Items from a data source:
Start

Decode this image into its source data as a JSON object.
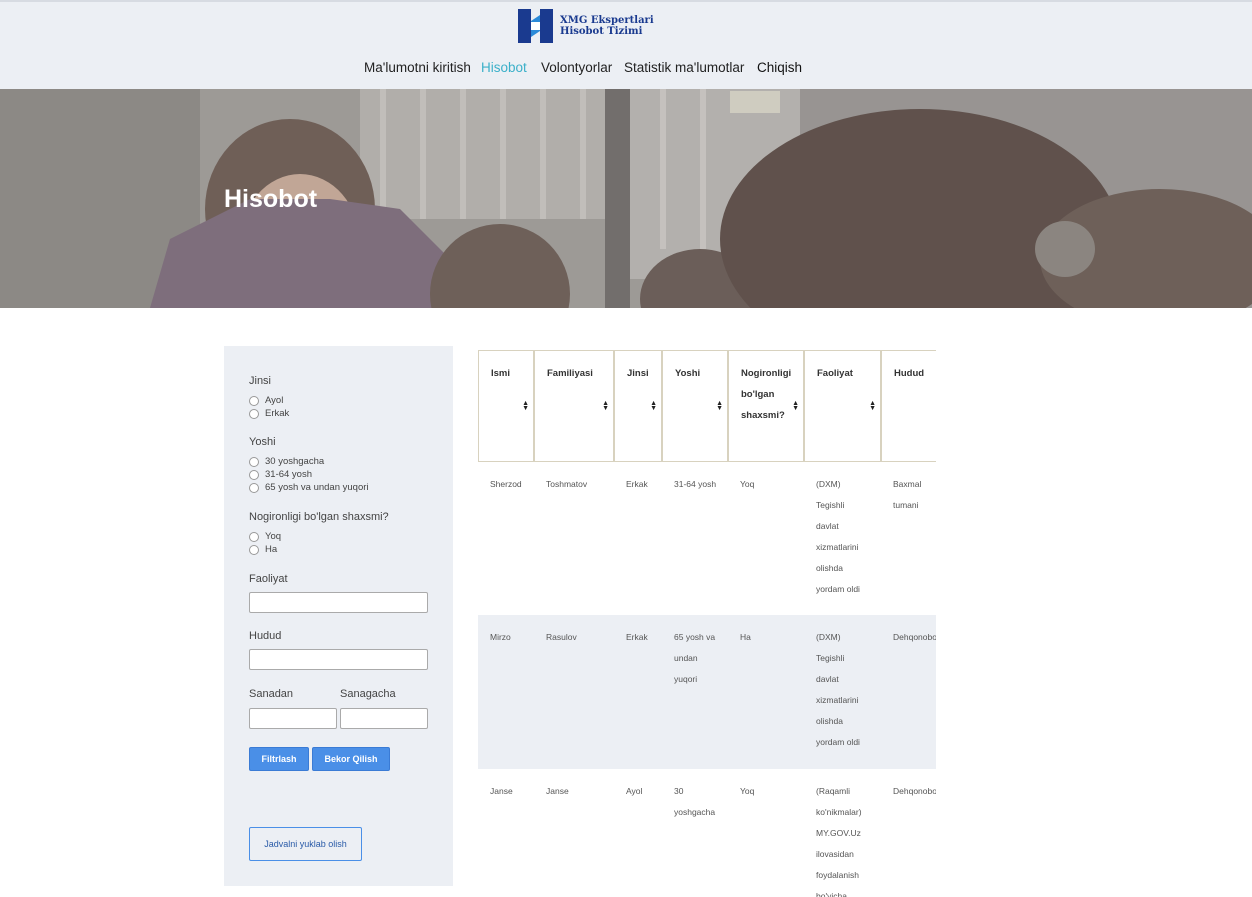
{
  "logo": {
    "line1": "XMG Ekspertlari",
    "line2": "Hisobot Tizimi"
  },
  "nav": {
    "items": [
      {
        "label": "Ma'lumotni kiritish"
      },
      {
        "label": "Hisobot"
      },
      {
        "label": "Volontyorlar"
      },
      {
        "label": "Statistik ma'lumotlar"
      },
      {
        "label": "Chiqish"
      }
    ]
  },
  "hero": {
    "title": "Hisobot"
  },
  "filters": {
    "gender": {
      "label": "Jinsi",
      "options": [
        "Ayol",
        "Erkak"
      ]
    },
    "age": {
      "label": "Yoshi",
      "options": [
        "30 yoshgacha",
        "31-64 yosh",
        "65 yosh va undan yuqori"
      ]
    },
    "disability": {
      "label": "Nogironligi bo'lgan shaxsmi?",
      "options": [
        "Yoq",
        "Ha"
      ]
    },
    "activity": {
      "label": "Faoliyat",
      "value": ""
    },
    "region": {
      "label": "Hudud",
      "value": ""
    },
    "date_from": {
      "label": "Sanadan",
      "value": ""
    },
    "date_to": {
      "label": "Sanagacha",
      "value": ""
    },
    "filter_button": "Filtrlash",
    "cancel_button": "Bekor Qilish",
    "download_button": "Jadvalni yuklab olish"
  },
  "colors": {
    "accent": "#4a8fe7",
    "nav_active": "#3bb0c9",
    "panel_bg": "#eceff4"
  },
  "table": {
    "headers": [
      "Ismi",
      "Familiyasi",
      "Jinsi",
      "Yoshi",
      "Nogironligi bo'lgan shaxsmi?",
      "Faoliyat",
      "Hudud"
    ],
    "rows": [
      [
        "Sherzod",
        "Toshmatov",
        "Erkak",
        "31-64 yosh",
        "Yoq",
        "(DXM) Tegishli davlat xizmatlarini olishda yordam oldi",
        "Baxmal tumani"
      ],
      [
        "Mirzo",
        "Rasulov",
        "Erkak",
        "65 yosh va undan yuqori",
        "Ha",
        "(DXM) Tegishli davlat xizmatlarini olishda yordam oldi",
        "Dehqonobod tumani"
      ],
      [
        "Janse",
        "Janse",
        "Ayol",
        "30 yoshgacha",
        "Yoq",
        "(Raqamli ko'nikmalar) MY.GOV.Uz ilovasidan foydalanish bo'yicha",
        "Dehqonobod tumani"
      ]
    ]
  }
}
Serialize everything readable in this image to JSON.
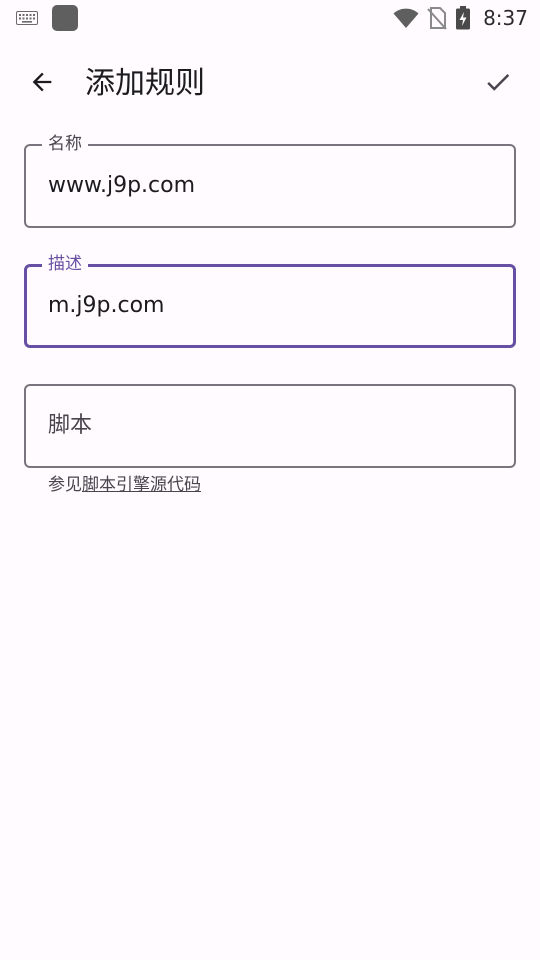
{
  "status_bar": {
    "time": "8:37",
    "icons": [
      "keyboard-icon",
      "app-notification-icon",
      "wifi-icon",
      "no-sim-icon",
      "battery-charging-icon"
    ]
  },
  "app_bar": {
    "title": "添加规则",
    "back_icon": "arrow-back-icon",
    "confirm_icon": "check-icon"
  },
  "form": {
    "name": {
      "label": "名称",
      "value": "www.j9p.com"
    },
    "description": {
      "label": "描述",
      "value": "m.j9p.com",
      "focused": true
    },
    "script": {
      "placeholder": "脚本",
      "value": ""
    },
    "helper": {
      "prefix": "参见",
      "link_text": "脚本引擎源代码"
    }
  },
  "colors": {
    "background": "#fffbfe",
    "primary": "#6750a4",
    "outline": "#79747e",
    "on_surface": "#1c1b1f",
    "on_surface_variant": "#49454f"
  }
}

End

▶ [Work required] In the listing above, locate each line with "shaxsmi" and copy it.

▶ [Solution below]
      "label": "Nogironligi bo'lgan shaxsmi?",
      "Nogironligi bo'lgan shaxsmi?",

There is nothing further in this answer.